> [Work instructions]:
Omit every image, and transcribe the remaining entries exactly as given.
╭─ Task material
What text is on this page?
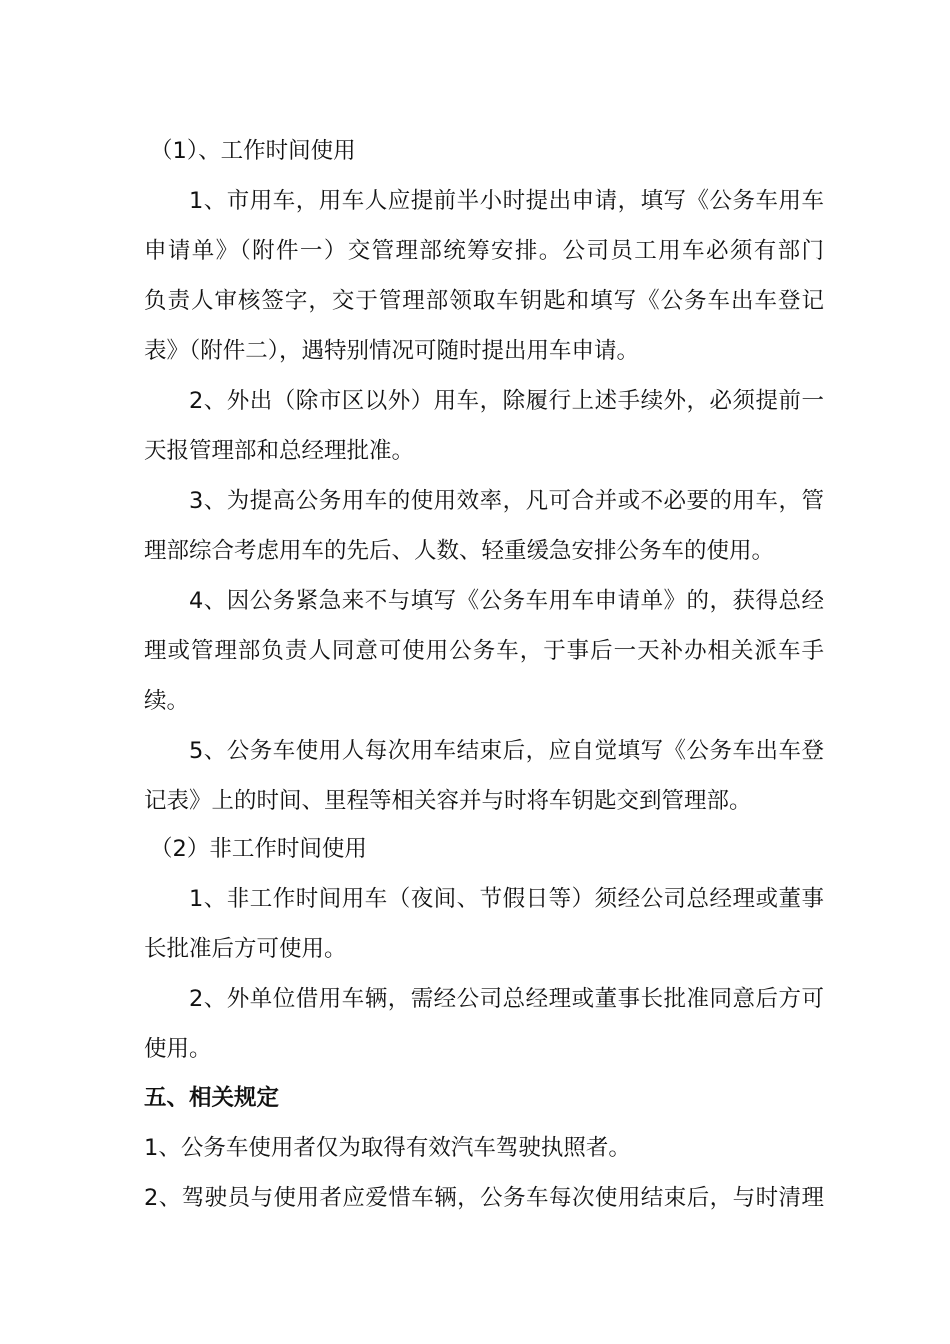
（1）、工作时间使用
1、市用车，用车人应提前半小时提出申请，填写《公务车用车
申请单》（附件一）交管理部统筹安排。公司员工用车必须有部门
负责人审核签字，交于管理部领取车钥匙和填写《公务车出车登记
表》（附件二），遇特别情况可随时提出用车申请。
2、外出（除市区以外）用车，除履行上述手续外，必须提前一
天报管理部和总经理批准。
3、为提高公务用车的使用效率，凡可合并或不必要的用车，管
理部综合考虑用车的先后、人数、轻重缓急安排公务车的使用。
4、因公务紧急来不与填写《公务车用车申请单》的，获得总经
理或管理部负责人同意可使用公务车，于事后一天补办相关派车手
续。
5、公务车使用人每次用车结束后，应自觉填写《公务车出车登
记表》上的时间、里程等相关容并与时将车钥匙交到管理部。
（2）非工作时间使用
1、非工作时间用车（夜间、节假日等）须经公司总经理或董事
长批准后方可使用。
2、外单位借用车辆，需经公司总经理或董事长批准同意后方可
使用。
五、相关规定
1、公务车使用者仅为取得有效汽车驾驶执照者。
2、驾驶员与使用者应爱惜车辆，公务车每次使用结束后，与时清理
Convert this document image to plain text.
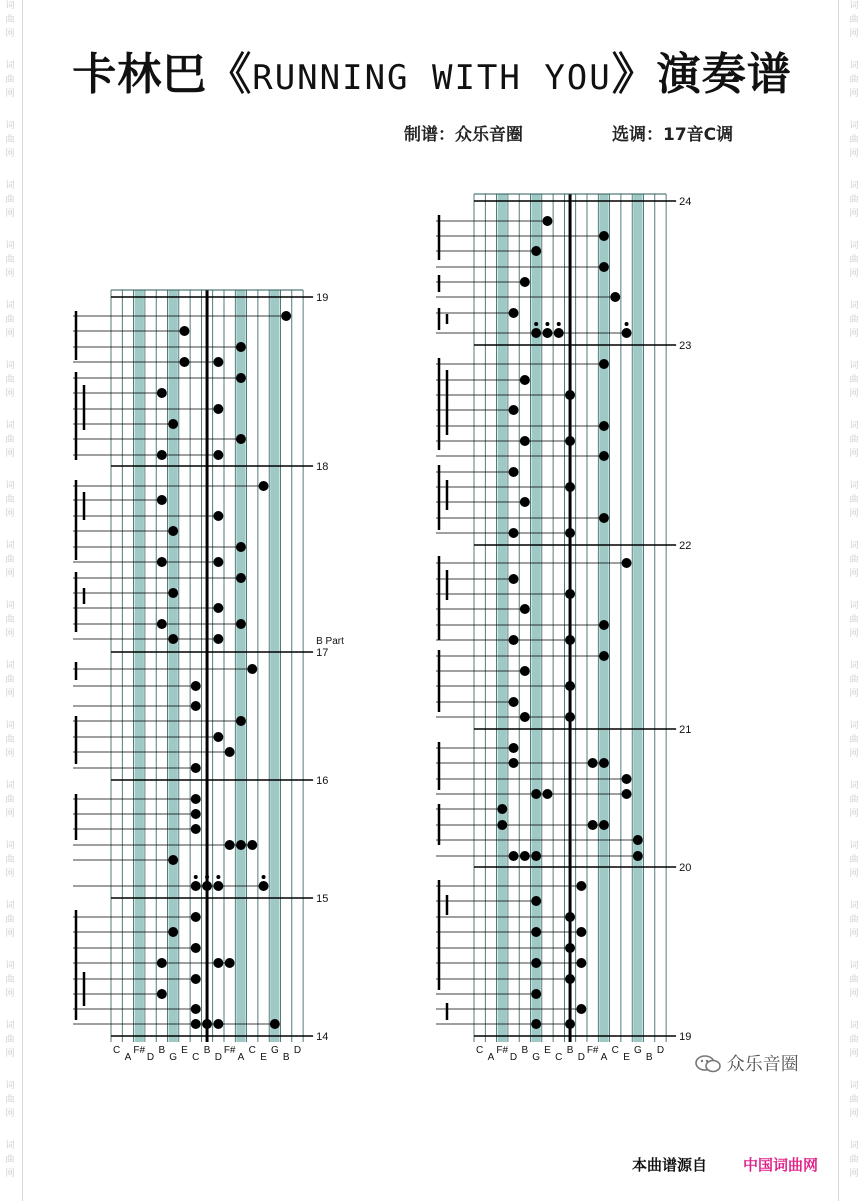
词
曲
网
词
曲
网
词
曲
网
词
曲
网
词
曲
网
词
曲
网
词
曲
网
词
曲
网
词
曲
网
词
曲
网
词
曲
网
词
曲
网
词
曲
网
词
曲
网
词
曲
网
词
曲
网
词
曲
网
词
曲
网
词
曲
网
词
曲
网
词
曲
网
词
曲
网
词
曲
网
词
曲
网
词
曲
网
词
曲
网
词
曲
网
词
曲
网
词
曲
网
词
曲
网
词
曲
网
词
曲
网
词
曲
网
词
曲
网
词
曲
网
词
曲
网
词
曲
网
词
曲
网
词
曲
网
词
曲
网
卡林巴《RUNNING WITH YOU》演奏谱
制谱：众乐音圈	选调：17音C调
19
18
17
B Part
16
15
14
C
A
F#
D
B
G
E
C
B
D
F#
A
C
E
G
B
D
24
23
22
21
20
19
C
A
F#
D
B
G
E
C
B
D
F#
A
C
E
G
B
D
众乐音圈
本曲谱源自 中国词曲网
╰─
> [The completed task]:
What text is on this page?
（1）、工作时间使用
1、市用车，用车人应提前半小时提出申请，填写《公务车用车
申请单》（附件一）交管理部统筹安排。公司员工用车必须有部门
负责人审核签字，交于管理部领取车钥匙和填写《公务车出车登记
表》（附件二），遇特别情况可随时提出用车申请。
2、外出（除市区以外）用车，除履行上述手续外，必须提前一
天报管理部和总经理批准。
3、为提高公务用车的使用效率，凡可合并或不必要的用车，管
理部综合考虑用车的先后、人数、轻重缓急安排公务车的使用。
4、因公务紧急来不与填写《公务车用车申请单》的，获得总经
理或管理部负责人同意可使用公务车，于事后一天补办相关派车手
续。
5、公务车使用人每次用车结束后，应自觉填写《公务车出车登
记表》上的时间、里程等相关容并与时将车钥匙交到管理部。
（2）非工作时间使用
1、非工作时间用车（夜间、节假日等）须经公司总经理或董事
长批准后方可使用。
2、外单位借用车辆，需经公司总经理或董事长批准同意后方可
使用。
五、相关规定
1、公务车使用者仅为取得有效汽车驾驶执照者。
2、驾驶员与使用者应爱惜车辆，公务车每次使用结束后，与时清理
Convert this document image to plain text.
词
曲
网
词
曲
网
词
曲
网
词
曲
网
词
曲
网
词
曲
网
词
曲
网
词
曲
网
词
曲
网
词
曲
网
词
曲
网
词
曲
网
词
曲
网
词
曲
网
词
曲
网
词
曲
网
词
曲
网
词
曲
网
词
曲
网
词
曲
网
词
曲
网
词
曲
网
词
曲
网
词
曲
网
词
曲
网
词
曲
网
词
曲
网
词
曲
网
词
曲
网
词
曲
网
词
曲
网
词
曲
网
词
曲
网
词
曲
网
词
曲
网
词
曲
网
词
曲
网
词
曲
网
词
曲
网
词
曲
网
卡林巴《RUNNING WITH YOU》演奏谱
制谱：众乐音圈	选调：17音C调
19
18
17
B Part
16
15
14
C
A
F#
D
B
G
E
C
B
D
F#
A
C
E
G
B
D
24
23
22
21
20
19
C
A
F#
D
B
G
E
C
B
D
F#
A
C
E
G
B
D
众乐音圈
本曲谱源自 中国词曲网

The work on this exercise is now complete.